> YOUR OBJECTIVE
Copy the data that follows exactly. Include no pictures.

## start ROWS

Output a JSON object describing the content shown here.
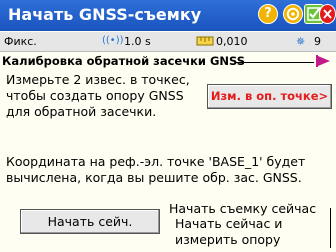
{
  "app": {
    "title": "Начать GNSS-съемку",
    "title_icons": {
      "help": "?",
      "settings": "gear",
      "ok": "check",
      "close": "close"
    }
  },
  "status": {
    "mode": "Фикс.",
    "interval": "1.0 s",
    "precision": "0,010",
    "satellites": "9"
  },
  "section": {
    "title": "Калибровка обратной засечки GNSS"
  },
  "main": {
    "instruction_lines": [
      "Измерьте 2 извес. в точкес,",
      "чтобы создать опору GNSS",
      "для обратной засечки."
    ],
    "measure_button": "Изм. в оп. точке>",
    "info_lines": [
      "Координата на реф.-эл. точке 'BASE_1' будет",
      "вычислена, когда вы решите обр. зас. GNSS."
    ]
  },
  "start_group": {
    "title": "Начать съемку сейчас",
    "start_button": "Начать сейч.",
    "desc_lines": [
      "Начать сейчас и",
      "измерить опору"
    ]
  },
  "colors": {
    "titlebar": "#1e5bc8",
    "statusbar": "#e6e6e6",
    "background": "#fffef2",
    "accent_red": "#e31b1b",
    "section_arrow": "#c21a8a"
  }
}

## end ROWS

> EXERCISE SOLUTION
Output a JSON object describing the content shown here.
{
  "app": {
    "title": "Начать GNSS-съемку",
    "title_icons": {
      "help": "?",
      "settings": "gear",
      "ok": "check",
      "close": "close"
    }
  },
  "status": {
    "mode": "Фикс.",
    "interval": "1.0 s",
    "precision": "0,010",
    "satellites": "9"
  },
  "section": {
    "title": "Калибровка обратной засечки GNSS"
  },
  "main": {
    "instruction_lines": [
      "Измерьте 2 извес. в точкес,",
      "чтобы создать опору GNSS",
      "для обратной засечки."
    ],
    "measure_button": "Изм. в оп. точке>",
    "info_lines": [
      "Координата на реф.-эл. точке 'BASE_1' будет",
      "вычислена, когда вы решите обр. зас. GNSS."
    ]
  },
  "start_group": {
    "title": "Начать съемку сейчас",
    "start_button": "Начать сейч.",
    "desc_lines": [
      "Начать сейчас и",
      "измерить опору"
    ]
  },
  "colors": {
    "titlebar": "#1e5bc8",
    "statusbar": "#e6e6e6",
    "background": "#fffef2",
    "accent_red": "#e31b1b",
    "section_arrow": "#c21a8a"
  }
}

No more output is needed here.